■ STATED PROBLEM:
In the entries below, identify every line with the string "title" and copy it.

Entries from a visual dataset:

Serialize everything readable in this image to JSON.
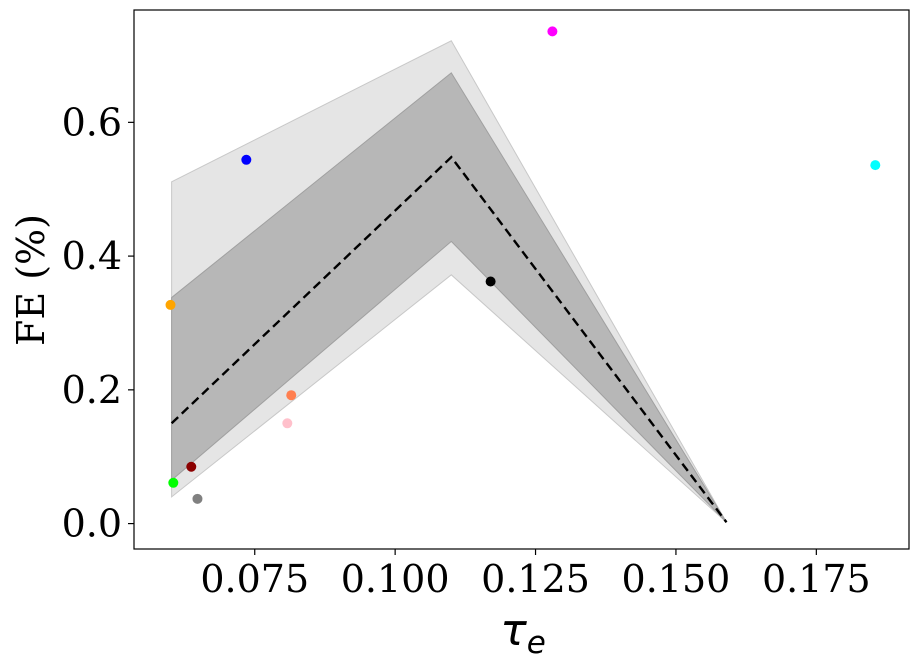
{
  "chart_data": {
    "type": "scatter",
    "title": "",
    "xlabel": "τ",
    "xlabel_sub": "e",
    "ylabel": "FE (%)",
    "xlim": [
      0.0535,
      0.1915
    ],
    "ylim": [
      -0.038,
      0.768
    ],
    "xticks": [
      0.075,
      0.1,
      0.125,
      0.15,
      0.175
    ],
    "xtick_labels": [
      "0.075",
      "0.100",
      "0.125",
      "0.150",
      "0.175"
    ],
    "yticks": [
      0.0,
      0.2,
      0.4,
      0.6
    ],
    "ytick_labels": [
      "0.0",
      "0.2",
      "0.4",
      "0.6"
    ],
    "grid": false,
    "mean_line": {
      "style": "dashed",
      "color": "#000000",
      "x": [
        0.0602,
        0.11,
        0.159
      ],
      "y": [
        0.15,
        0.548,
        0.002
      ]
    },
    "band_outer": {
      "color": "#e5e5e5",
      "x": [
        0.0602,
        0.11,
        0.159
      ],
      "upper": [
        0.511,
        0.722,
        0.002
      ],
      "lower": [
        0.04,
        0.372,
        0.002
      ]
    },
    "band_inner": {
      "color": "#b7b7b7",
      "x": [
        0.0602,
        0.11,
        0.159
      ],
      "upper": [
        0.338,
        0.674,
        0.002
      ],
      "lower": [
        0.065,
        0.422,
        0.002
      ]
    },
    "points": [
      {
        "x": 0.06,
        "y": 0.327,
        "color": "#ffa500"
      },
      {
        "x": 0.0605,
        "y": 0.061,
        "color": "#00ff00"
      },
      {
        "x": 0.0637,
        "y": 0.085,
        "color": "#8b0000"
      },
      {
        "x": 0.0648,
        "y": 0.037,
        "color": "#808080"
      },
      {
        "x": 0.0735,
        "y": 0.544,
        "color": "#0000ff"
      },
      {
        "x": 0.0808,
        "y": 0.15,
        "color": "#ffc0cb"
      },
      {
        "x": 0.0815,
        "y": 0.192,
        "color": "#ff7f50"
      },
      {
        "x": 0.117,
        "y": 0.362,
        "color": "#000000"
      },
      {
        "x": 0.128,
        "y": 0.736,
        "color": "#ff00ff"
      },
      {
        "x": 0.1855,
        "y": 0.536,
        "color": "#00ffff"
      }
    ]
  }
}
--
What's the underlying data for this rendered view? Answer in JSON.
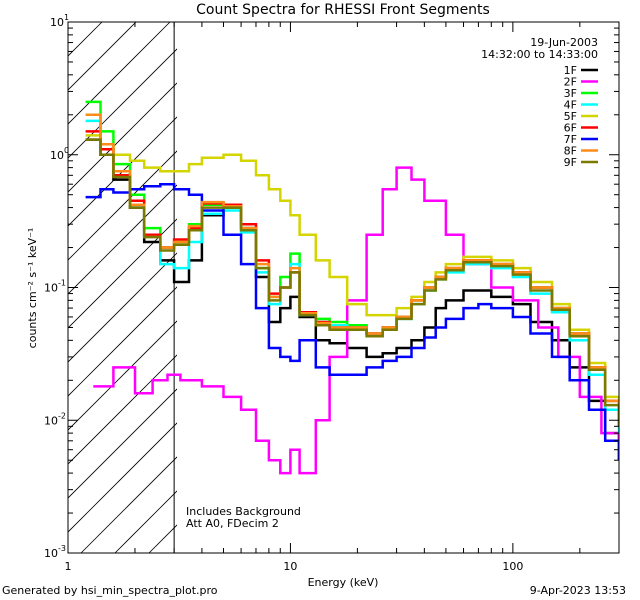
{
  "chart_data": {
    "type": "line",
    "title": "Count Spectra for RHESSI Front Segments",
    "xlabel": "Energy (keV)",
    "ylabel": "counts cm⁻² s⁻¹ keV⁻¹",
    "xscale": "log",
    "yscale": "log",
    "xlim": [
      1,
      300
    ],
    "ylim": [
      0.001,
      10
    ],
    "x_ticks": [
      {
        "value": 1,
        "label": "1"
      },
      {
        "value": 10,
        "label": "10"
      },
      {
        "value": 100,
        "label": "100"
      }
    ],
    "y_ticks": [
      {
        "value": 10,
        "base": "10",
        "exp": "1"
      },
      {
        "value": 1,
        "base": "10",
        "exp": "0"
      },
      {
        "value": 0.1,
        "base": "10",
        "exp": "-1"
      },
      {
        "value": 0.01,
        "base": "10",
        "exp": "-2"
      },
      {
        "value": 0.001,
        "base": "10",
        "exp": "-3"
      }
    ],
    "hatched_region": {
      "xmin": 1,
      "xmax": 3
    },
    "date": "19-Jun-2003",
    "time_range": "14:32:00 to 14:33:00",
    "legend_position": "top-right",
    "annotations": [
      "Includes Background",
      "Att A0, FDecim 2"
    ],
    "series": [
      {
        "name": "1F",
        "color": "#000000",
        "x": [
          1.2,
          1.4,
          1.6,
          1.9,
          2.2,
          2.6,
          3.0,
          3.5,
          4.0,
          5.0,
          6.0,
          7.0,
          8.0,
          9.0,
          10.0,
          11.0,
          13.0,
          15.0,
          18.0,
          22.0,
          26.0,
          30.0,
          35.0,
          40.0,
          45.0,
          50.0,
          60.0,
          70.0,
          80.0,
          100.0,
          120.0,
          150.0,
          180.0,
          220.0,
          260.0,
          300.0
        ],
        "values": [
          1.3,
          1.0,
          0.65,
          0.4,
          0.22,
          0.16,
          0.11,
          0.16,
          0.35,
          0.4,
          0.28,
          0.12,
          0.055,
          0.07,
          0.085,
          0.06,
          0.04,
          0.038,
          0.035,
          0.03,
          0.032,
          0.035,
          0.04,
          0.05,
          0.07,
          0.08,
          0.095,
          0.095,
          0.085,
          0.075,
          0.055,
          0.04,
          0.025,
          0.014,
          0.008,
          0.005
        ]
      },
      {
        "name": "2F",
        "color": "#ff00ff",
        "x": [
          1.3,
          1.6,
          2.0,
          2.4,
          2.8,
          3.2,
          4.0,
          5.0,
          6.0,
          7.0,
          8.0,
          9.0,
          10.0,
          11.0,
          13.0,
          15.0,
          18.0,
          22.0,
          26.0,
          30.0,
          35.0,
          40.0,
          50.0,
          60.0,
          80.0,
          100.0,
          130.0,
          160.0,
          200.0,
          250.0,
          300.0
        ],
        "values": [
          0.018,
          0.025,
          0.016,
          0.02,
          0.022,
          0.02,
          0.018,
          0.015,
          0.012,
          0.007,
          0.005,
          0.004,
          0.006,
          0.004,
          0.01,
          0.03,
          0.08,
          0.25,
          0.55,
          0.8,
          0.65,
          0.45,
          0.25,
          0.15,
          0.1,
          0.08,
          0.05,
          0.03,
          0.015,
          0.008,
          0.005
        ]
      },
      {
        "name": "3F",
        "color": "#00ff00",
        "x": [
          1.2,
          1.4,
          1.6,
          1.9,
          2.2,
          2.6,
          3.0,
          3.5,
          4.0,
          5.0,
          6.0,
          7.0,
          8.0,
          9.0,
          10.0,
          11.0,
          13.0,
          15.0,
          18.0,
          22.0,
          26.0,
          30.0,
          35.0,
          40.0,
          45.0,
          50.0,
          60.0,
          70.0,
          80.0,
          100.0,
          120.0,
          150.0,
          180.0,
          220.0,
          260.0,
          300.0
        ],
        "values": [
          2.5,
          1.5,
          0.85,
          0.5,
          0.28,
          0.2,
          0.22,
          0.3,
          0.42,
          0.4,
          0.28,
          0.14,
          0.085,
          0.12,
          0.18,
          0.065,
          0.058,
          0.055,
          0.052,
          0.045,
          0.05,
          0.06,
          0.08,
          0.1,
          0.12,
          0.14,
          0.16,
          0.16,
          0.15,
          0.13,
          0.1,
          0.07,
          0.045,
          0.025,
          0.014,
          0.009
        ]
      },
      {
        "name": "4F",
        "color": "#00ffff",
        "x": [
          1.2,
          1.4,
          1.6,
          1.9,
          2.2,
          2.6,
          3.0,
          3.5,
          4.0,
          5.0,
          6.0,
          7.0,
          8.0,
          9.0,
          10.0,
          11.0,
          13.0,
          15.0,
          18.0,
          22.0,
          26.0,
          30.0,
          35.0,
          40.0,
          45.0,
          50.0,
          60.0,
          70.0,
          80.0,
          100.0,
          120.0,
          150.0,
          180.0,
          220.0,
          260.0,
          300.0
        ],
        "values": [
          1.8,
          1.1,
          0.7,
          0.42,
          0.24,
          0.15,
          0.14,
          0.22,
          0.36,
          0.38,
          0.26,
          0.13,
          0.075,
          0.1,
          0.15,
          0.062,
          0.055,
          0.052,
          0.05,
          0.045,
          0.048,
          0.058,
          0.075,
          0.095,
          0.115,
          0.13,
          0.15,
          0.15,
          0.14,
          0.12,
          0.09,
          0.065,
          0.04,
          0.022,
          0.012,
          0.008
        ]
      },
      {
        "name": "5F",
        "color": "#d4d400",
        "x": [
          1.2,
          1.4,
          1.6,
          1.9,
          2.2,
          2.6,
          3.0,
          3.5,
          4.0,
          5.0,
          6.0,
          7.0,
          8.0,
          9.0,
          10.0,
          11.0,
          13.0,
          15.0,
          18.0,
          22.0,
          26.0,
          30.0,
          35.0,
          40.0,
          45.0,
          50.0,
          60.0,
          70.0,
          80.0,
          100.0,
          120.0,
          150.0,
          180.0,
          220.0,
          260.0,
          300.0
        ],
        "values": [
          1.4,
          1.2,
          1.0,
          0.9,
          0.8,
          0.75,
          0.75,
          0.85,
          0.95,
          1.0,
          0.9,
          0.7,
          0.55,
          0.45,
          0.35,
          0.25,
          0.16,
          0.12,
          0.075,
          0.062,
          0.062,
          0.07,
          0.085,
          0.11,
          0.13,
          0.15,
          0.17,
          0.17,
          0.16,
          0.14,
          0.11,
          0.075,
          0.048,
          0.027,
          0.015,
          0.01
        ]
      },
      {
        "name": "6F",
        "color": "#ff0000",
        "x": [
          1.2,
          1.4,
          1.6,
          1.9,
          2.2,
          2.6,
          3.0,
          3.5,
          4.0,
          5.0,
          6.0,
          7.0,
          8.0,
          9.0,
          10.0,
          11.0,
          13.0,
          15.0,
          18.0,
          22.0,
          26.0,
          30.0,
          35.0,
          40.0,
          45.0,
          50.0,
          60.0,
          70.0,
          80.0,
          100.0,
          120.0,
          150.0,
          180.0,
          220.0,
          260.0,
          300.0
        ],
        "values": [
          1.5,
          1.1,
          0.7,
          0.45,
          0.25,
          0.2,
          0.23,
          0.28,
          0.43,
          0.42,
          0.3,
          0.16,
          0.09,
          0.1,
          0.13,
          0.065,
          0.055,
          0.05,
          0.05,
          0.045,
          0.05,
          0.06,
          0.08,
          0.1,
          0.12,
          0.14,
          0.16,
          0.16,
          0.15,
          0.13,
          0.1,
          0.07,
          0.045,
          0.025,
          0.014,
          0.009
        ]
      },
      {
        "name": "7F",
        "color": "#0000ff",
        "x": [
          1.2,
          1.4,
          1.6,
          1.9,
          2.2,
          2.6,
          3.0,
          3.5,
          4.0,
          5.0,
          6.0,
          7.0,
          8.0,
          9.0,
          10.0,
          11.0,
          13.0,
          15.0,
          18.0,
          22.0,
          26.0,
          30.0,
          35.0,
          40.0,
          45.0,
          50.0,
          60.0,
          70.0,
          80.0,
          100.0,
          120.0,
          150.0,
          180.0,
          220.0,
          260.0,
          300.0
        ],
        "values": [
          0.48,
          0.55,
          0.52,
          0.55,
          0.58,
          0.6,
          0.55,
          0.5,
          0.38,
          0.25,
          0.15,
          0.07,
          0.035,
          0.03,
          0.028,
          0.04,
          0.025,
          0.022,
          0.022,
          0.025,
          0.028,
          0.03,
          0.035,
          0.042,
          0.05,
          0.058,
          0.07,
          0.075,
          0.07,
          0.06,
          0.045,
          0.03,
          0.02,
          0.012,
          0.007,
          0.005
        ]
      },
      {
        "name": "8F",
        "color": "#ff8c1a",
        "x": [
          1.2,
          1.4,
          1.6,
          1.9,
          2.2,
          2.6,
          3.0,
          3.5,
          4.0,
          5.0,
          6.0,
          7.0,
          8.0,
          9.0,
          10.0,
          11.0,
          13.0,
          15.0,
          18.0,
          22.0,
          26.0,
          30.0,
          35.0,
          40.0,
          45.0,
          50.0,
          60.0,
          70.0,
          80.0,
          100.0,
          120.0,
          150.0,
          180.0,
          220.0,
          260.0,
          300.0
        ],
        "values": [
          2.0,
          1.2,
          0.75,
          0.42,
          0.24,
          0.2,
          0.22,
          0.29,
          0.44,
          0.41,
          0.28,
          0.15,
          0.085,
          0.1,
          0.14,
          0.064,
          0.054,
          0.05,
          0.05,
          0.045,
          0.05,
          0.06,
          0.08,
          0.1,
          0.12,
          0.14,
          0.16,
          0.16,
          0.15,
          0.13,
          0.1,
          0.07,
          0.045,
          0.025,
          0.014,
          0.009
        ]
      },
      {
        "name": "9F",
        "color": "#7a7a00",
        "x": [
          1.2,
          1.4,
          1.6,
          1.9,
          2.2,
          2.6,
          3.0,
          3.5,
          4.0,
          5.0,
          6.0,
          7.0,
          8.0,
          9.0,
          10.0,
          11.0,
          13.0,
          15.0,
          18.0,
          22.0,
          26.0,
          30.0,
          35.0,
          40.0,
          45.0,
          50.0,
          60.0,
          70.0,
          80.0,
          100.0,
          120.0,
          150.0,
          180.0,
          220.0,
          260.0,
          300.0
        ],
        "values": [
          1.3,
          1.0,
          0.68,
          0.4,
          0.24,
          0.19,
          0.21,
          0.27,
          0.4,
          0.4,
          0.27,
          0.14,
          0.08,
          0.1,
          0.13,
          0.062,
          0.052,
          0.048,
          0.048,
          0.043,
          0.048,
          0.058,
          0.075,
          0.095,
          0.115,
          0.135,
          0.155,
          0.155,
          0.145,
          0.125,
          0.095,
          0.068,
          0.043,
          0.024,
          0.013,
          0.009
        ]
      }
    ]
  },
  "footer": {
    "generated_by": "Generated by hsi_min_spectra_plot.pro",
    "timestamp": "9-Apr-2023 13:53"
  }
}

■ ANSWER IN FULL:
    "title": "",
    "title": "Count Spectra for RHESSI Front Segments",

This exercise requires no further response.